*What is required*:
Return every record exactly as written.
━━ Given information ━━
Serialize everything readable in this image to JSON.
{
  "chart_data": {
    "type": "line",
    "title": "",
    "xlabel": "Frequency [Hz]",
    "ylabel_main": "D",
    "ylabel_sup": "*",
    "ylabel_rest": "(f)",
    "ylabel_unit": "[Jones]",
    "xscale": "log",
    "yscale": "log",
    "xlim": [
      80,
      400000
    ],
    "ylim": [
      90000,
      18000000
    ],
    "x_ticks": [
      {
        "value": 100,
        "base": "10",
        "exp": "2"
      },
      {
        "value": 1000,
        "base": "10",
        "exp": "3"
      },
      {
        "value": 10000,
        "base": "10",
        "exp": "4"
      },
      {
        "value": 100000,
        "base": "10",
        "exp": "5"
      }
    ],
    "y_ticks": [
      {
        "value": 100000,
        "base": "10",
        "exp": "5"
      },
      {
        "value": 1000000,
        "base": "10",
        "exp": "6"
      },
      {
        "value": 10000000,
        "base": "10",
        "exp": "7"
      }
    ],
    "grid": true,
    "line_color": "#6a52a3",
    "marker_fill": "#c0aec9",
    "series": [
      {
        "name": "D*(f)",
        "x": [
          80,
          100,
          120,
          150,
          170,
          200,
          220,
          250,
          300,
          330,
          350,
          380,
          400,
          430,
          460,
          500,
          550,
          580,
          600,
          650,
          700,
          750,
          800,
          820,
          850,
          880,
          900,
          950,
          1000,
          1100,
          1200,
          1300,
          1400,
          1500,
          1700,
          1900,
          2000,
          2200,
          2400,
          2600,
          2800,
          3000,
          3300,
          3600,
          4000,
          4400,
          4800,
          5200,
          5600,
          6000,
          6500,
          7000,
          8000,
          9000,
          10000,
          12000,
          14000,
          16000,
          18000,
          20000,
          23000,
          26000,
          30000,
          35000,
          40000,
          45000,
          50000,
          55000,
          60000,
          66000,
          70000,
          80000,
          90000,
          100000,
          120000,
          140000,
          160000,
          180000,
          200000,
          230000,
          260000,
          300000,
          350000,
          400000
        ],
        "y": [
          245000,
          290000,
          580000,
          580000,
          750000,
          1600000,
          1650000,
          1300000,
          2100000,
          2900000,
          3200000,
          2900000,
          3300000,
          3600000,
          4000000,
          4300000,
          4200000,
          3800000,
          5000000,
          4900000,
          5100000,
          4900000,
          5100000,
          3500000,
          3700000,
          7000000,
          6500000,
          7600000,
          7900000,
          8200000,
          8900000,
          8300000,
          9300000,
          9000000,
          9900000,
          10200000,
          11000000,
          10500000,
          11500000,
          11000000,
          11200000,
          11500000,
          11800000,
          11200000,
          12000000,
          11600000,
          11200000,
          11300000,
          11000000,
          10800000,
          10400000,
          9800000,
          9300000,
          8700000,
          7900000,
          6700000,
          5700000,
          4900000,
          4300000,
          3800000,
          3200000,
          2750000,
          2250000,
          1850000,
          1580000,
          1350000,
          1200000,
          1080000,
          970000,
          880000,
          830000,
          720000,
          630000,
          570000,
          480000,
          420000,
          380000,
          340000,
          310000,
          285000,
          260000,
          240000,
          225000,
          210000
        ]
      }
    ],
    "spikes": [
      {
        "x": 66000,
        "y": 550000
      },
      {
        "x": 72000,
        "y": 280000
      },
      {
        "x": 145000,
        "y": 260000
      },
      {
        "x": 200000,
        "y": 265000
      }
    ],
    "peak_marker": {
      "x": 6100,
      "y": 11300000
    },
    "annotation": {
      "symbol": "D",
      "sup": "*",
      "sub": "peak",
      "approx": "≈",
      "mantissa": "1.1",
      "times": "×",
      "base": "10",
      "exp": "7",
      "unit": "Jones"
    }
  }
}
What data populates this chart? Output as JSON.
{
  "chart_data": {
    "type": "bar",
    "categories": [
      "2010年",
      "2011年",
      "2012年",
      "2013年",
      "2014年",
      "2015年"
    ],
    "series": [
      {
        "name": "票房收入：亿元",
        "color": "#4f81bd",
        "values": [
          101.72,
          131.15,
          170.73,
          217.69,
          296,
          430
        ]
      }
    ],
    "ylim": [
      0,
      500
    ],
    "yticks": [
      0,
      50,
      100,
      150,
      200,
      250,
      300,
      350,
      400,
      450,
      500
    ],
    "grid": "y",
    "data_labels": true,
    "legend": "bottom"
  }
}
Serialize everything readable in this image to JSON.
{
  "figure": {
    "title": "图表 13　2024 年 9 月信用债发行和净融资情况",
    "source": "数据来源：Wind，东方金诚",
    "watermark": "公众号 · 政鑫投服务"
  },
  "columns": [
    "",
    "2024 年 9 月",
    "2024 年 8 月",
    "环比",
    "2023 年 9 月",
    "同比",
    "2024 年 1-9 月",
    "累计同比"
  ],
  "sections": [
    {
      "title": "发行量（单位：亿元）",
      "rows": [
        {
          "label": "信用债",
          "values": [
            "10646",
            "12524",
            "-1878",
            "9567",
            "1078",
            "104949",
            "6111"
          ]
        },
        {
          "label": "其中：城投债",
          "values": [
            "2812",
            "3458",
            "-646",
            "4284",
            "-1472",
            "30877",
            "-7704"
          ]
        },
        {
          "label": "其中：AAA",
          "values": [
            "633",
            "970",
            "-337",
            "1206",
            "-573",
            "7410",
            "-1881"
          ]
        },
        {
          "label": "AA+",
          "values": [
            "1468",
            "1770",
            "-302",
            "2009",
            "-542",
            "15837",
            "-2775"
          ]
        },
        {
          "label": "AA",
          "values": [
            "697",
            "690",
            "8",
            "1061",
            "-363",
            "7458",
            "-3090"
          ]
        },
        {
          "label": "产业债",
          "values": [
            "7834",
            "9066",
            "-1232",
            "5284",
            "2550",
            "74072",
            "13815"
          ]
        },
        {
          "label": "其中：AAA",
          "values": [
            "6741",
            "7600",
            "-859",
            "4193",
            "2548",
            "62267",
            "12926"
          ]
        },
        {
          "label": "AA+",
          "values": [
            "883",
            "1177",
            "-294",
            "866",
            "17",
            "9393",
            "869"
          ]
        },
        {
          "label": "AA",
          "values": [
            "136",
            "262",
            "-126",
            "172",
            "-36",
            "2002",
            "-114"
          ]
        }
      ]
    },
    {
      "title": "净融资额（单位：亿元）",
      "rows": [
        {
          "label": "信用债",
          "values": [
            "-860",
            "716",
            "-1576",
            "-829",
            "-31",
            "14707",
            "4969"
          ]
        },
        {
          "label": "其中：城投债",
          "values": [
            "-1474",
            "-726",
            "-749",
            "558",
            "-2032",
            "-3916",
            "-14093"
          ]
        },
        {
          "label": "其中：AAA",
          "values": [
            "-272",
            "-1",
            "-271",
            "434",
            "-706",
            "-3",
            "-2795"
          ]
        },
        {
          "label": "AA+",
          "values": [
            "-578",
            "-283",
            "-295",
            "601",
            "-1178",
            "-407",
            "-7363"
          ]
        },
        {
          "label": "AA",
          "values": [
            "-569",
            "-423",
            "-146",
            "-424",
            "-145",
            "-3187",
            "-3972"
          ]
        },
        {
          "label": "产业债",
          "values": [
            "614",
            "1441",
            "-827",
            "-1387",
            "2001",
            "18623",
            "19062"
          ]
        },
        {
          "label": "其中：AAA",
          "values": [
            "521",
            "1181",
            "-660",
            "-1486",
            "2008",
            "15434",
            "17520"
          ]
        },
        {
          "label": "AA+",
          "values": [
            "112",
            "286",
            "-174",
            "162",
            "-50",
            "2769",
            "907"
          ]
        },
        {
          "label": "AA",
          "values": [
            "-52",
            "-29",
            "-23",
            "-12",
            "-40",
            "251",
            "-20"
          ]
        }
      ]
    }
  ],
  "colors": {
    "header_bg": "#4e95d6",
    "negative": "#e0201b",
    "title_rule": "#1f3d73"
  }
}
━━━
*Response to the exercise*:
Serialize everything readable in this image to JSON.
{
  "chart_data": {
    "type": "line",
    "title": "",
    "xlabel": "Frequency [Hz]",
    "ylabel_main": "D",
    "ylabel_sup": "*",
    "ylabel_rest": "(f)",
    "ylabel_unit": "[Jones]",
    "xscale": "log",
    "yscale": "log",
    "xlim": [
      80,
      400000
    ],
    "ylim": [
      90000,
      18000000
    ],
    "x_ticks": [
      {
        "value": 100,
        "base": "10",
        "exp": "2"
      },
      {
        "value": 1000,
        "base": "10",
        "exp": "3"
      },
      {
        "value": 10000,
        "base": "10",
        "exp": "4"
      },
      {
        "value": 100000,
        "base": "10",
        "exp": "5"
      }
    ],
    "y_ticks": [
      {
        "value": 100000,
        "base": "10",
        "exp": "5"
      },
      {
        "value": 1000000,
        "base": "10",
        "exp": "6"
      },
      {
        "value": 10000000,
        "base": "10",
        "exp": "7"
      }
    ],
    "grid": true,
    "line_color": "#6a52a3",
    "marker_fill": "#c0aec9",
    "series": [
      {
        "name": "D*(f)",
        "x": [
          80,
          100,
          120,
          150,
          170,
          200,
          220,
          250,
          300,
          330,
          350,
          380,
          400,
          430,
          460,
          500,
          550,
          580,
          600,
          650,
          700,
          750,
          800,
          820,
          850,
          880,
          900,
          950,
          1000,
          1100,
          1200,
          1300,
          1400,
          1500,
          1700,
          1900,
          2000,
          2200,
          2400,
          2600,
          2800,
          3000,
          3300,
          3600,
          4000,
          4400,
          4800,
          5200,
          5600,
          6000,
          6500,
          7000,
          8000,
          9000,
          10000,
          12000,
          14000,
          16000,
          18000,
          20000,
          23000,
          26000,
          30000,
          35000,
          40000,
          45000,
          50000,
          55000,
          60000,
          66000,
          70000,
          80000,
          90000,
          100000,
          120000,
          140000,
          160000,
          180000,
          200000,
          230000,
          260000,
          300000,
          350000,
          400000
        ],
        "y": [
          245000,
          290000,
          580000,
          580000,
          750000,
          1600000,
          1650000,
          1300000,
          2100000,
          2900000,
          3200000,
          2900000,
          3300000,
          3600000,
          4000000,
          4300000,
          4200000,
          3800000,
          5000000,
          4900000,
          5100000,
          4900000,
          5100000,
          3500000,
          3700000,
          7000000,
          6500000,
          7600000,
          7900000,
          8200000,
          8900000,
          8300000,
          9300000,
          9000000,
          9900000,
          10200000,
          11000000,
          10500000,
          11500000,
          11000000,
          11200000,
          11500000,
          11800000,
          11200000,
          12000000,
          11600000,
          11200000,
          11300000,
          11000000,
          10800000,
          10400000,
          9800000,
          9300000,
          8700000,
          7900000,
          6700000,
          5700000,
          4900000,
          4300000,
          3800000,
          3200000,
          2750000,
          2250000,
          1850000,
          1580000,
          1350000,
          1200000,
          1080000,
          970000,
          880000,
          830000,
          720000,
          630000,
          570000,
          480000,
          420000,
          380000,
          340000,
          310000,
          285000,
          260000,
          240000,
          225000,
          210000
        ]
      }
    ],
    "spikes": [
      {
        "x": 66000,
        "y": 550000
      },
      {
        "x": 72000,
        "y": 280000
      },
      {
        "x": 145000,
        "y": 260000
      },
      {
        "x": 200000,
        "y": 265000
      }
    ],
    "peak_marker": {
      "x": 6100,
      "y": 11300000
    },
    "annotation": {
      "symbol": "D",
      "sup": "*",
      "sub": "peak",
      "approx": "≈",
      "mantissa": "1.1",
      "times": "×",
      "base": "10",
      "exp": "7",
      "unit": "Jones"
    }
  }
}
What data populates this chart? Output as JSON.
{
  "chart_data": {
    "type": "bar",
    "categories": [
      "2010年",
      "2011年",
      "2012年",
      "2013年",
      "2014年",
      "2015年"
    ],
    "series": [
      {
        "name": "票房收入：亿元",
        "color": "#4f81bd",
        "values": [
          101.72,
          131.15,
          170.73,
          217.69,
          296,
          430
        ]
      }
    ],
    "ylim": [
      0,
      500
    ],
    "yticks": [
      0,
      50,
      100,
      150,
      200,
      250,
      300,
      350,
      400,
      450,
      500
    ],
    "grid": "y",
    "data_labels": true,
    "legend": "bottom"
  }
}
Serialize everything readable in this image to JSON.
{
  "figure": {
    "title": "图表 13　2024 年 9 月信用债发行和净融资情况",
    "source": "数据来源：Wind，东方金诚",
    "watermark": "公众号 · 政鑫投服务"
  },
  "columns": [
    "",
    "2024 年 9 月",
    "2024 年 8 月",
    "环比",
    "2023 年 9 月",
    "同比",
    "2024 年 1-9 月",
    "累计同比"
  ],
  "sections": [
    {
      "title": "发行量（单位：亿元）",
      "rows": [
        {
          "label": "信用债",
          "values": [
            "10646",
            "12524",
            "-1878",
            "9567",
            "1078",
            "104949",
            "6111"
          ]
        },
        {
          "label": "其中：城投债",
          "values": [
            "2812",
            "3458",
            "-646",
            "4284",
            "-1472",
            "30877",
            "-7704"
          ]
        },
        {
          "label": "其中：AAA",
          "values": [
            "633",
            "970",
            "-337",
            "1206",
            "-573",
            "7410",
            "-1881"
          ]
        },
        {
          "label": "AA+",
          "values": [
            "1468",
            "1770",
            "-302",
            "2009",
            "-542",
            "15837",
            "-2775"
          ]
        },
        {
          "label": "AA",
          "values": [
            "697",
            "690",
            "8",
            "1061",
            "-363",
            "7458",
            "-3090"
          ]
        },
        {
          "label": "产业债",
          "values": [
            "7834",
            "9066",
            "-1232",
            "5284",
            "2550",
            "74072",
            "13815"
          ]
        },
        {
          "label": "其中：AAA",
          "values": [
            "6741",
            "7600",
            "-859",
            "4193",
            "2548",
            "62267",
            "12926"
          ]
        },
        {
          "label": "AA+",
          "values": [
            "883",
            "1177",
            "-294",
            "866",
            "17",
            "9393",
            "869"
          ]
        },
        {
          "label": "AA",
          "values": [
            "136",
            "262",
            "-126",
            "172",
            "-36",
            "2002",
            "-114"
          ]
        }
      ]
    },
    {
      "title": "净融资额（单位：亿元）",
      "rows": [
        {
          "label": "信用债",
          "values": [
            "-860",
            "716",
            "-1576",
            "-829",
            "-31",
            "14707",
            "4969"
          ]
        },
        {
          "label": "其中：城投债",
          "values": [
            "-1474",
            "-726",
            "-749",
            "558",
            "-2032",
            "-3916",
            "-14093"
          ]
        },
        {
          "label": "其中：AAA",
          "values": [
            "-272",
            "-1",
            "-271",
            "434",
            "-706",
            "-3",
            "-2795"
          ]
        },
        {
          "label": "AA+",
          "values": [
            "-578",
            "-283",
            "-295",
            "601",
            "-1178",
            "-407",
            "-7363"
          ]
        },
        {
          "label": "AA",
          "values": [
            "-569",
            "-423",
            "-146",
            "-424",
            "-145",
            "-3187",
            "-3972"
          ]
        },
        {
          "label": "产业债",
          "values": [
            "614",
            "1441",
            "-827",
            "-1387",
            "2001",
            "18623",
            "19062"
          ]
        },
        {
          "label": "其中：AAA",
          "values": [
            "521",
            "1181",
            "-660",
            "-1486",
            "2008",
            "15434",
            "17520"
          ]
        },
        {
          "label": "AA+",
          "values": [
            "112",
            "286",
            "-174",
            "162",
            "-50",
            "2769",
            "907"
          ]
        },
        {
          "label": "AA",
          "values": [
            "-52",
            "-29",
            "-23",
            "-12",
            "-40",
            "251",
            "-20"
          ]
        }
      ]
    }
  ],
  "colors": {
    "header_bg": "#4e95d6",
    "negative": "#e0201b",
    "title_rule": "#1f3d73"
  }
}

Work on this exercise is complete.